--- start INPUT RECORDS ---

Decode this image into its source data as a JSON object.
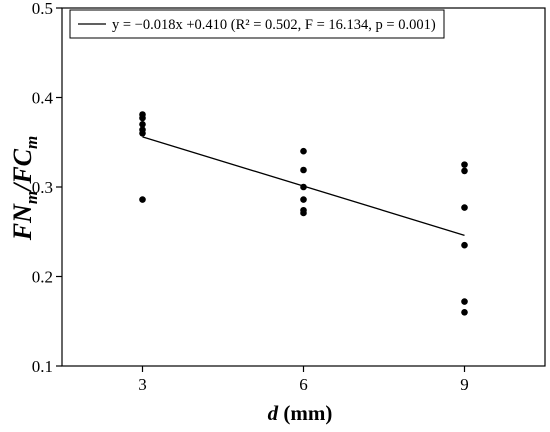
{
  "chart_data": {
    "type": "scatter",
    "xlabel_var": "d",
    "xlabel_unit": " (mm)",
    "ylabel_parts": [
      "FN",
      "m",
      "/FC",
      "m"
    ],
    "xticks": [
      3,
      6,
      9
    ],
    "yticks": [
      0.1,
      0.2,
      0.3,
      0.4,
      0.5
    ],
    "xlim": [
      1.5,
      10.5
    ],
    "ylim": [
      0.1,
      0.5
    ],
    "grid": false,
    "legend_position": "top-left",
    "points": [
      {
        "x": 3,
        "y": 0.381
      },
      {
        "x": 3,
        "y": 0.377
      },
      {
        "x": 3,
        "y": 0.37
      },
      {
        "x": 3,
        "y": 0.364
      },
      {
        "x": 3,
        "y": 0.36
      },
      {
        "x": 3,
        "y": 0.286
      },
      {
        "x": 6,
        "y": 0.34
      },
      {
        "x": 6,
        "y": 0.319
      },
      {
        "x": 6,
        "y": 0.3
      },
      {
        "x": 6,
        "y": 0.286
      },
      {
        "x": 6,
        "y": 0.274
      },
      {
        "x": 6,
        "y": 0.271
      },
      {
        "x": 9,
        "y": 0.325
      },
      {
        "x": 9,
        "y": 0.318
      },
      {
        "x": 9,
        "y": 0.277
      },
      {
        "x": 9,
        "y": 0.235
      },
      {
        "x": 9,
        "y": 0.172
      },
      {
        "x": 9,
        "y": 0.16
      }
    ],
    "fit_line": {
      "label": "y = −0.018x +0.410 (R² = 0.502, F = 16.134, p = 0.001)",
      "x_start": 3,
      "x_end": 9,
      "y_start": 0.356,
      "y_end": 0.246
    },
    "colors": {
      "points": "#000000",
      "line": "#000000",
      "axes": "#000000"
    }
  }
}
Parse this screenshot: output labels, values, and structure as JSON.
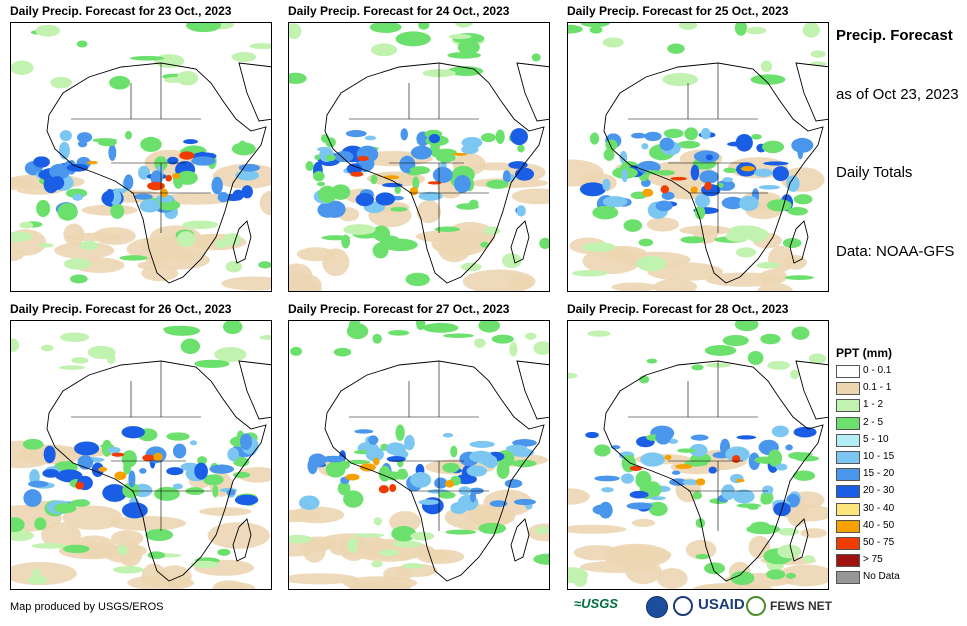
{
  "panels": [
    {
      "title": "Daily Precip. Forecast for 23 Oct., 2023"
    },
    {
      "title": "Daily Precip. Forecast for 24 Oct., 2023"
    },
    {
      "title": "Daily Precip. Forecast for 25 Oct., 2023"
    },
    {
      "title": "Daily Precip. Forecast for 26 Oct., 2023"
    },
    {
      "title": "Daily Precip. Forecast for 27 Oct., 2023"
    },
    {
      "title": "Daily Precip. Forecast for 28 Oct., 2023"
    }
  ],
  "side": {
    "title": "Precip. Forecast",
    "asof": "as of Oct 23, 2023",
    "daily": "Daily Totals",
    "data": "Data: NOAA-GFS"
  },
  "legend": {
    "title": "PPT (mm)",
    "items": [
      {
        "label": "0 - 0.1",
        "color": "#ffffff"
      },
      {
        "label": "0.1 - 1",
        "color": "#ecd6b2"
      },
      {
        "label": "1 - 2",
        "color": "#c2f2b0"
      },
      {
        "label": "2 - 5",
        "color": "#6ce06c"
      },
      {
        "label": "5 - 10",
        "color": "#b2eef4"
      },
      {
        "label": "10 - 15",
        "color": "#7cc6f2"
      },
      {
        "label": "15 - 20",
        "color": "#4a96ec"
      },
      {
        "label": "20 - 30",
        "color": "#1a5ee6"
      },
      {
        "label": "30 - 40",
        "color": "#fce67c"
      },
      {
        "label": "40 - 50",
        "color": "#f5a200"
      },
      {
        "label": "50 - 75",
        "color": "#f03c00"
      },
      {
        "label": "> 75",
        "color": "#a01410"
      },
      {
        "label": "No Data",
        "color": "#969696"
      }
    ]
  },
  "credit": "Map produced by USGS/EROS",
  "logos": {
    "usgs": "≈USGS",
    "usaid": "USAID",
    "fews": "FEWS NET"
  }
}
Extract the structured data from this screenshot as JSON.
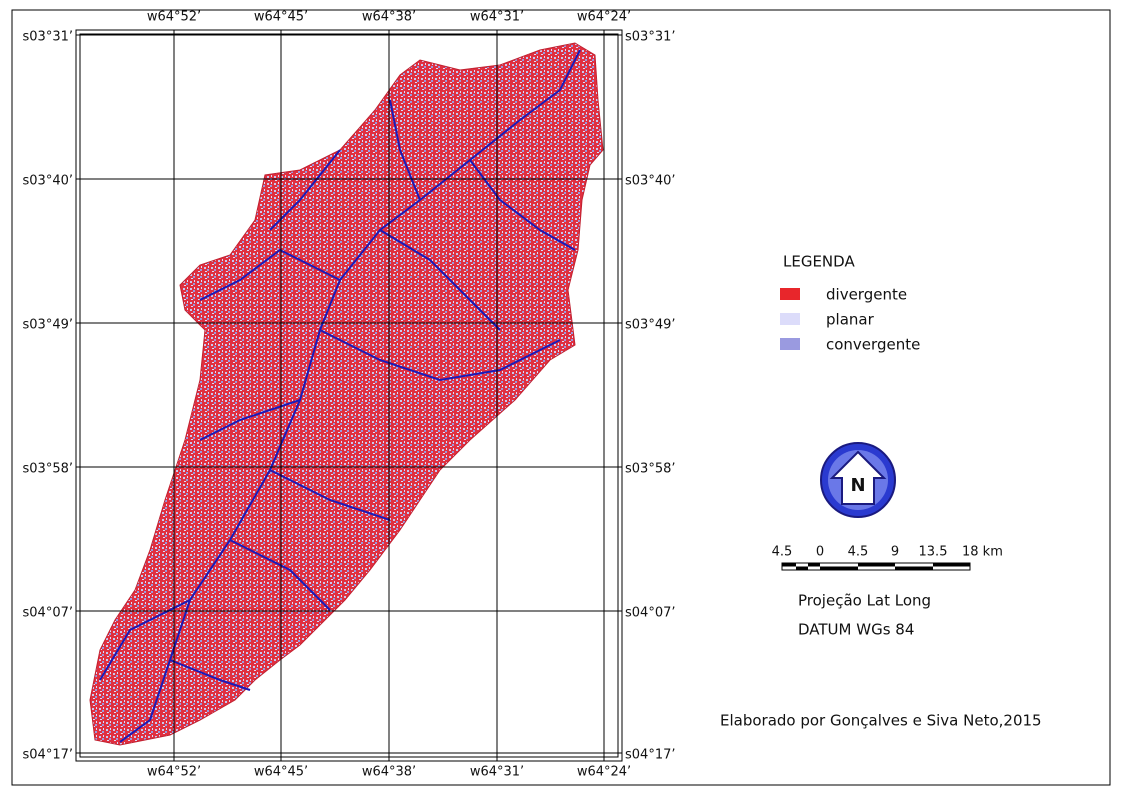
{
  "map": {
    "longitude_labels": [
      "w64°52’",
      "w64°45’",
      "w64°38’",
      "w64°31’",
      "w64°24’"
    ],
    "latitude_labels": [
      "s03°31’",
      "s03°40’",
      "s03°49’",
      "s03°58’",
      "s04°07’",
      "s04°17’"
    ]
  },
  "legend": {
    "title": "LEGENDA",
    "items": [
      {
        "label": "divergente",
        "color": "#e8262b"
      },
      {
        "label": "planar",
        "color": "#dcdcfa"
      },
      {
        "label": "convergente",
        "color": "#9a9ae0"
      }
    ]
  },
  "north_arrow": {
    "label": "N"
  },
  "scale_bar": {
    "labels": [
      "4.5",
      "0",
      "4.5",
      "9",
      "13.5",
      "18 km"
    ]
  },
  "projection": "Projeção Lat Long",
  "datum": "DATUM WGs 84",
  "credit": "Elaborado por Gonçalves e Siva Neto,2015"
}
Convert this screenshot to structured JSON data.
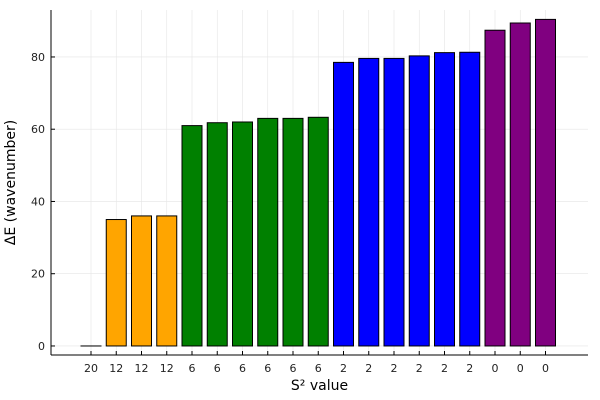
{
  "chart_data": {
    "type": "bar",
    "title": "",
    "xlabel": "S² value",
    "ylabel": "ΔE (wavenumber)",
    "categories": [
      "20",
      "12",
      "12",
      "12",
      "6",
      "6",
      "6",
      "6",
      "6",
      "6",
      "2",
      "2",
      "2",
      "2",
      "2",
      "2",
      "0",
      "0",
      "0"
    ],
    "values": [
      0,
      35,
      36,
      36,
      61,
      61.8,
      62,
      63,
      63,
      63.3,
      78.5,
      79.6,
      79.6,
      80.3,
      81.2,
      81.3,
      87.4,
      89.4,
      90.4
    ],
    "colors": [
      "#000000",
      "#FFA500",
      "#FFA500",
      "#FFA500",
      "#008000",
      "#008000",
      "#008000",
      "#008000",
      "#008000",
      "#008000",
      "#0000FF",
      "#0000FF",
      "#0000FF",
      "#0000FF",
      "#0000FF",
      "#0000FF",
      "#800080",
      "#800080",
      "#800080"
    ],
    "ylim": [
      -2.5,
      93
    ],
    "yticks": [
      0,
      20,
      40,
      60,
      80
    ],
    "grid": true,
    "legend": "none"
  }
}
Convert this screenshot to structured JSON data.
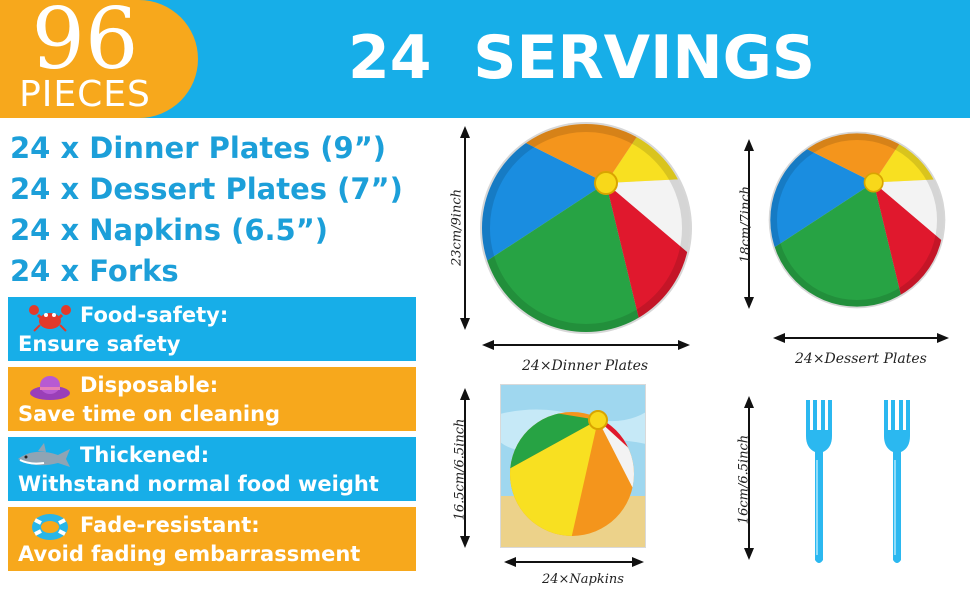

--- end INPUT RECORDS ---

PROBLEM DESCRIPTION:
Each entry must be retyped word for word, with every image omitted.

FULL ANSWER:
Decode this image into its source data as a JSON object.
{
  "chart_data": {
    "type": "scatter",
    "xlabel_var": "d",
    "xlabel_unit": " (mm)",
    "ylabel_parts": [
      "FN",
      "m",
      "/FC",
      "m"
    ],
    "xticks": [
      3,
      6,
      9
    ],
    "yticks": [
      0.1,
      0.2,
      0.3,
      0.4,
      0.5
    ],
    "xlim": [
      1.5,
      10.5
    ],
    "ylim": [
      0.1,
      0.5
    ],
    "grid": false,
    "legend_position": "top-left",
    "points": [
      {
        "x": 3,
        "y": 0.381
      },
      {
        "x": 3,
        "y": 0.377
      },
      {
        "x": 3,
        "y": 0.37
      },
      {
        "x": 3,
        "y": 0.364
      },
      {
        "x": 3,
        "y": 0.36
      },
      {
        "x": 3,
        "y": 0.286
      },
      {
        "x": 6,
        "y": 0.34
      },
      {
        "x": 6,
        "y": 0.319
      },
      {
        "x": 6,
        "y": 0.3
      },
      {
        "x": 6,
        "y": 0.286
      },
      {
        "x": 6,
        "y": 0.274
      },
      {
        "x": 6,
        "y": 0.271
      },
      {
        "x": 9,
        "y": 0.325
      },
      {
        "x": 9,
        "y": 0.318
      },
      {
        "x": 9,
        "y": 0.277
      },
      {
        "x": 9,
        "y": 0.235
      },
      {
        "x": 9,
        "y": 0.172
      },
      {
        "x": 9,
        "y": 0.16
      }
    ],
    "fit_line": {
      "label": "y = −0.018x +0.410 (R² = 0.502, F = 16.134, p = 0.001)",
      "x_start": 3,
      "x_end": 9,
      "y_start": 0.356,
      "y_end": 0.246
    },
    "colors": {
      "points": "#000000",
      "line": "#000000",
      "axes": "#000000"
    }
  }
}
Parse this screenshot: output labels, values, and structure as JSON.
{
  "panels": [
    {
      "title": "Daily Precip. Forecast for 23 Oct., 2023"
    },
    {
      "title": "Daily Precip. Forecast for 24 Oct., 2023"
    },
    {
      "title": "Daily Precip. Forecast for 25 Oct., 2023"
    },
    {
      "title": "Daily Precip. Forecast for 26 Oct., 2023"
    },
    {
      "title": "Daily Precip. Forecast for 27 Oct., 2023"
    },
    {
      "title": "Daily Precip. Forecast for 28 Oct., 2023"
    }
  ],
  "side": {
    "title": "Precip. Forecast",
    "asof": "as of Oct 23, 2023",
    "daily": "Daily Totals",
    "data": "Data: NOAA-GFS"
  },
  "legend": {
    "title": "PPT (mm)",
    "items": [
      {
        "label": "0 - 0.1",
        "color": "#ffffff"
      },
      {
        "label": "0.1 - 1",
        "color": "#ecd6b2"
      },
      {
        "label": "1 - 2",
        "color": "#c2f2b0"
      },
      {
        "label": "2 - 5",
        "color": "#6ce06c"
      },
      {
        "label": "5 - 10",
        "color": "#b2eef4"
      },
      {
        "label": "10 - 15",
        "color": "#7cc6f2"
      },
      {
        "label": "15 - 20",
        "color": "#4a96ec"
      },
      {
        "label": "20 - 30",
        "color": "#1a5ee6"
      },
      {
        "label": "30 - 40",
        "color": "#fce67c"
      },
      {
        "label": "40 - 50",
        "color": "#f5a200"
      },
      {
        "label": "50 - 75",
        "color": "#f03c00"
      },
      {
        "label": "> 75",
        "color": "#a01410"
      },
      {
        "label": "No Data",
        "color": "#969696"
      }
    ]
  },
  "credit": "Map produced by USGS/EROS",
  "logos": {
    "usgs": "≈USGS",
    "usaid": "USAID",
    "fews": "FEWS NET"
  }
}
Extract the structured data from this screenshot as JSON.
{
  "map": {
    "longitude_labels": [
      "w64°52’",
      "w64°45’",
      "w64°38’",
      "w64°31’",
      "w64°24’"
    ],
    "latitude_labels": [
      "s03°31’",
      "s03°40’",
      "s03°49’",
      "s03°58’",
      "s04°07’",
      "s04°17’"
    ]
  },
  "legend": {
    "title": "LEGENDA",
    "items": [
      {
        "label": "divergente",
        "color": "#e8262b"
      },
      {
        "label": "planar",
        "color": "#dcdcfa"
      },
      {
        "label": "convergente",
        "color": "#9a9ae0"
      }
    ]
  },
  "north_arrow": {
    "label": "N"
  },
  "scale_bar": {
    "labels": [
      "4.5",
      "0",
      "4.5",
      "9",
      "13.5",
      "18 km"
    ]
  },
  "projection": "Projeção Lat Long",
  "datum": "DATUM WGs 84",
  "credit": "Elaborado por Gonçalves e Siva Neto,2015"
}
Convert this screenshot to structured JSON data.
{
  "chart_data": {
    "type": "bar",
    "title": "",
    "xlabel": "S² value",
    "ylabel": "ΔE (wavenumber)",
    "categories": [
      "20",
      "12",
      "12",
      "12",
      "6",
      "6",
      "6",
      "6",
      "6",
      "6",
      "2",
      "2",
      "2",
      "2",
      "2",
      "2",
      "0",
      "0",
      "0"
    ],
    "values": [
      0,
      35,
      36,
      36,
      61,
      61.8,
      62,
      63,
      63,
      63.3,
      78.5,
      79.6,
      79.6,
      80.3,
      81.2,
      81.3,
      87.4,
      89.4,
      90.4
    ],
    "colors": [
      "#000000",
      "#FFA500",
      "#FFA500",
      "#FFA500",
      "#008000",
      "#008000",
      "#008000",
      "#008000",
      "#008000",
      "#008000",
      "#0000FF",
      "#0000FF",
      "#0000FF",
      "#0000FF",
      "#0000FF",
      "#0000FF",
      "#800080",
      "#800080",
      "#800080"
    ],
    "ylim": [
      -2.5,
      93
    ],
    "yticks": [
      0,
      20,
      40,
      60,
      80
    ],
    "grid": true,
    "legend": "none"
  }
}
Convert this screenshot to structured JSON data.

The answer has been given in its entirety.